─── Material supplied ───

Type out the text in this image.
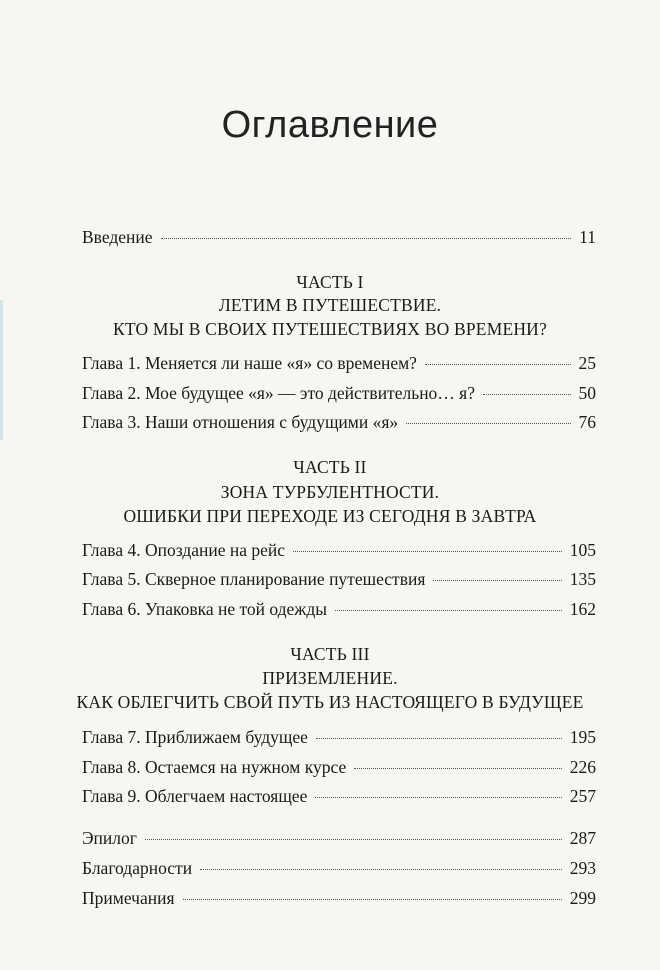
Оглавление
Введение	11
ЧАСТЬ I
ЛЕТИМ В ПУТЕШЕСТВИЕ.
КТО МЫ В СВОИХ ПУТЕШЕСТВИЯХ ВО ВРЕМЕНИ?
Глава 1. Меняется ли наше «я» со временем?	25
Глава 2. Мое будущее «я» — это действительно… я?	50
Глава 3. Наши отношения с будущими «я»	76
ЧАСТЬ II
ЗОНА ТУРБУЛЕНТНОСТИ.
ОШИБКИ ПРИ ПЕРЕХОДЕ ИЗ СЕГОДНЯ В ЗАВТРА
Глава 4. Опоздание на рейс	105
Глава 5. Скверное планирование путешествия	135
Глава 6. Упаковка не той одежды	162
ЧАСТЬ III
ПРИЗЕМЛЕНИЕ.
КАК ОБЛЕГЧИТЬ СВОЙ ПУТЬ ИЗ НАСТОЯЩЕГО В БУДУЩЕЕ
Глава 7. Приближаем будущее	195
Глава 8. Остаемся на нужном курсе	226
Глава 9. Облегчаем настоящее	257
Эпилог	287
Благодарности	293
Примечания	299
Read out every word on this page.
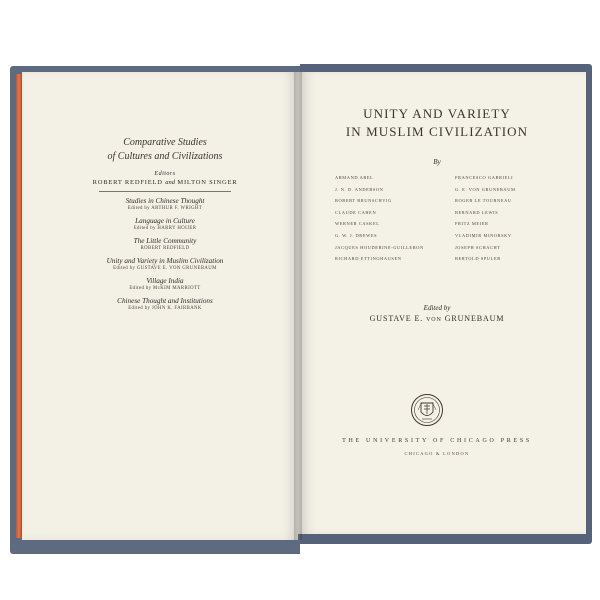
Comparative Studies
of Cultures and Civilizations
Editors
ROBERT REDFIELD and MILTON SINGER
Studies in Chinese Thought
Edited by ARTHUR F. WRIGHT
Language in Culture
Edited by HARRY HOIJER
The Little Community
ROBERT REDFIELD
Unity and Variety in Muslim Civilization
Edited by GUSTAVE E. VON GRUNEBAUM
Village India
Edited by McKIM MARRIOTT
Chinese Thought and Institutions
Edited by JOHN K. FAIRBANK
UNITY AND VARIETY
IN MUSLIM CIVILIZATION
By
ARMAND ABEL
J. N. D. ANDERSON
ROBERT BRUNSCHVIG
CLAUDE CAHEN
WERNER CASKEL
G. W. J. DREWES
JACQUES HOUDEBINE-GUILLERON
RICHARD ETTINGHAUSEN
FRANCESCO GABRIELI
G. E. VON GRUNEBAUM
ROGER LE TOURNEAU
BERNARD LEWIS
FRITZ MEIER
VLADIMIR MINORSKY
JOSEPH SCHACHT
BERTOLD SPULER
Edited by
GUSTAVE E. VON GRUNEBAUM
THE UNIVERSITY OF CHICAGO PRESS
CHICAGO & LONDON
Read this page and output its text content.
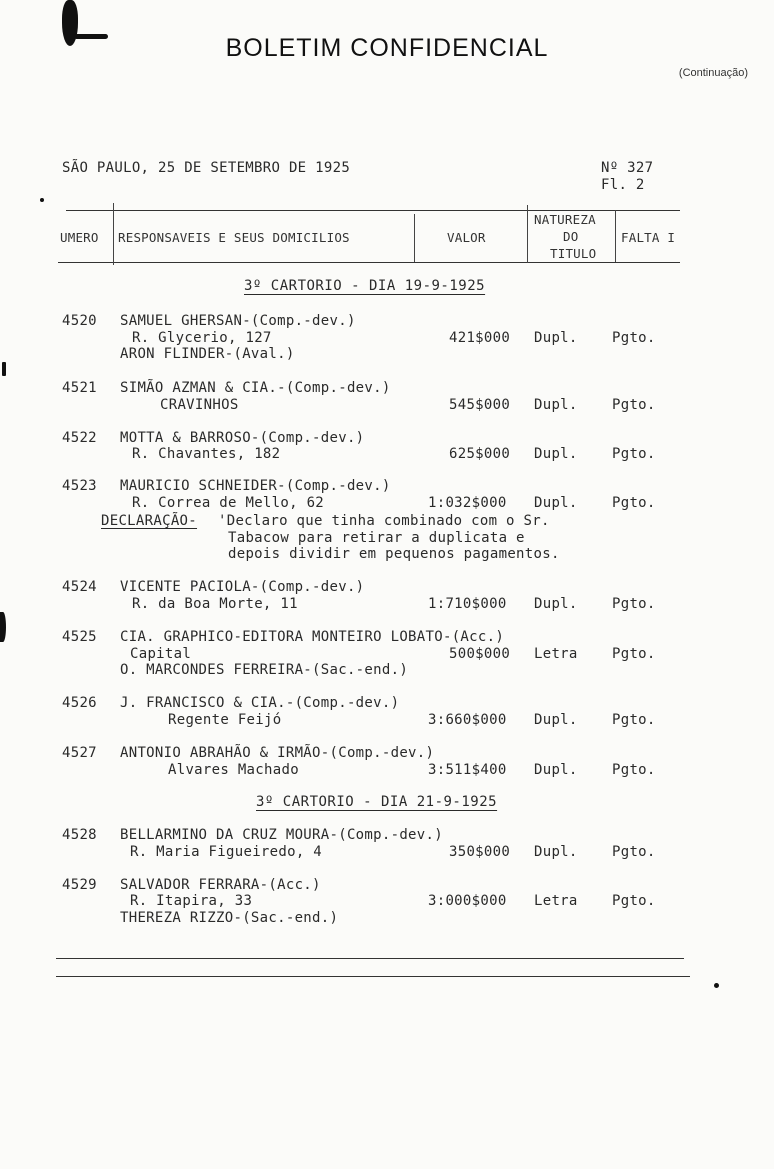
BOLETIM CONFIDENCIAL
(Continuação)
SÃO PAULO, 25 DE SETEMBRO DE 1925	Nº 327
Fl. 2
UMERO RESPONSAVEIS E SEUS DOMICILIOS	VALOR
NATUREZA
DO
TITULO
FALTA I
3º CARTORIO - DIA 19-9-1925
4520 SAMUEL GHERSAN-(Comp.-dev.)
R. Glycerio, 127	421$000 Dupl. Pgto.
ARON FLINDER-(Aval.)
4521 SIMÃO AZMAN & CIA.-(Comp.-dev.)
CRAVINHOS	545$000 Dupl. Pgto.
4522 MOTTA & BARROSO-(Comp.-dev.)
R. Chavantes, 182	625$000 Dupl. Pgto.
4523 MAURICIO SCHNEIDER-(Comp.-dev.)
R. Correa de Mello, 62	1:032$000 Dupl. Pgto.
DECLARAÇÃO- 'Declaro que tinha combinado com o Sr.
Tabacow para retirar a duplicata e
depois dividir em pequenos pagamentos.
4524 VICENTE PACIOLA-(Comp.-dev.)
R. da Boa Morte, 11	1:710$000 Dupl. Pgto.
4525 CIA. GRAPHICO-EDITORA MONTEIRO LOBATO-(Acc.)
Capital	500$000 Letra Pgto.
O. MARCONDES FERREIRA-(Sac.-end.)
4526 J. FRANCISCO & CIA.-(Comp.-dev.)
Regente Feijó	3:660$000 Dupl. Pgto.
4527 ANTONIO ABRAHÃO & IRMÃO-(Comp.-dev.)
Alvares Machado	3:511$400 Dupl. Pgto.
3º CARTORIO - DIA 21-9-1925
4528 BELLARMINO DA CRUZ MOURA-(Comp.-dev.)
R. Maria Figueiredo, 4	350$000 Dupl. Pgto.
4529 SALVADOR FERRARA-(Acc.)
R. Itapira, 33	3:000$000 Letra Pgto.
THEREZA RIZZO-(Sac.-end.)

───

Copy each line of the records precisely and drop any images they hold.

Type out the text in this image.
Оглавление
Введение	11
ЧАСТЬ I
ЛЕТИМ В ПУТЕШЕСТВИЕ.
КТО МЫ В СВОИХ ПУТЕШЕСТВИЯХ ВО ВРЕМЕНИ?
Глава 1. Меняется ли наше «я» со временем?	25
Глава 2. Мое будущее «я» — это действительно… я?	50
Глава 3. Наши отношения с будущими «я»	76
ЧАСТЬ II
ЗОНА ТУРБУЛЕНТНОСТИ.
ОШИБКИ ПРИ ПЕРЕХОДЕ ИЗ СЕГОДНЯ В ЗАВТРА
Глава 4. Опоздание на рейс	105
Глава 5. Скверное планирование путешествия	135
Глава 6. Упаковка не той одежды	162
ЧАСТЬ III
ПРИЗЕМЛЕНИЕ.
КАК ОБЛЕГЧИТЬ СВОЙ ПУТЬ ИЗ НАСТОЯЩЕГО В БУДУЩЕЕ
Глава 7. Приближаем будущее	195
Глава 8. Остаемся на нужном курсе	226
Глава 9. Облегчаем настоящее	257
Эпилог	287
Благодарности	293
Примечания	299
Read out every word on this page.
Comparative Studies
of Cultures and Civilizations
Editors
ROBERT REDFIELD and MILTON SINGER
Studies in Chinese Thought
Edited by ARTHUR F. WRIGHT
Language in Culture
Edited by HARRY HOIJER
The Little Community
ROBERT REDFIELD
Unity and Variety in Muslim Civilization
Edited by GUSTAVE E. VON GRUNEBAUM
Village India
Edited by McKIM MARRIOTT
Chinese Thought and Institutions
Edited by JOHN K. FAIRBANK
UNITY AND VARIETY
IN MUSLIM CIVILIZATION
By
ARMAND ABEL
J. N. D. ANDERSON
ROBERT BRUNSCHVIG
CLAUDE CAHEN
WERNER CASKEL
G. W. J. DREWES
JACQUES HOUDEBINE-GUILLERON
RICHARD ETTINGHAUSEN
FRANCESCO GABRIELI
G. E. VON GRUNEBAUM
ROGER LE TOURNEAU
BERNARD LEWIS
FRITZ MEIER
VLADIMIR MINORSKY
JOSEPH SCHACHT
BERTOLD SPULER
Edited by
GUSTAVE E. VON GRUNEBAUM
THE UNIVERSITY OF CHICAGO PRESS
CHICAGO & LONDON
Read this page and output its text content.
BOLETIM CONFIDENCIAL
(Continuação)
SÃO PAULO, 25 DE SETEMBRO DE 1925	Nº 327
Fl. 2
UMERO RESPONSAVEIS E SEUS DOMICILIOS	VALOR
NATUREZA
DO
TITULO
FALTA I
3º CARTORIO - DIA 19-9-1925
4520 SAMUEL GHERSAN-(Comp.-dev.)
R. Glycerio, 127	421$000 Dupl. Pgto.
ARON FLINDER-(Aval.)
4521 SIMÃO AZMAN & CIA.-(Comp.-dev.)
CRAVINHOS	545$000 Dupl. Pgto.
4522 MOTTA & BARROSO-(Comp.-dev.)
R. Chavantes, 182	625$000 Dupl. Pgto.
4523 MAURICIO SCHNEIDER-(Comp.-dev.)
R. Correa de Mello, 62	1:032$000 Dupl. Pgto.
DECLARAÇÃO- 'Declaro que tinha combinado com o Sr.
Tabacow para retirar a duplicata e
depois dividir em pequenos pagamentos.
4524 VICENTE PACIOLA-(Comp.-dev.)
R. da Boa Morte, 11	1:710$000 Dupl. Pgto.
4525 CIA. GRAPHICO-EDITORA MONTEIRO LOBATO-(Acc.)
Capital	500$000 Letra Pgto.
O. MARCONDES FERREIRA-(Sac.-end.)
4526 J. FRANCISCO & CIA.-(Comp.-dev.)
Regente Feijó	3:660$000 Dupl. Pgto.
4527 ANTONIO ABRAHÃO & IRMÃO-(Comp.-dev.)
Alvares Machado	3:511$400 Dupl. Pgto.
3º CARTORIO - DIA 21-9-1925
4528 BELLARMINO DA CRUZ MOURA-(Comp.-dev.)
R. Maria Figueiredo, 4	350$000 Dupl. Pgto.
4529 SALVADOR FERRARA-(Acc.)
R. Itapira, 33	3:000$000 Letra Pgto.
THEREZA RIZZO-(Sac.-end.)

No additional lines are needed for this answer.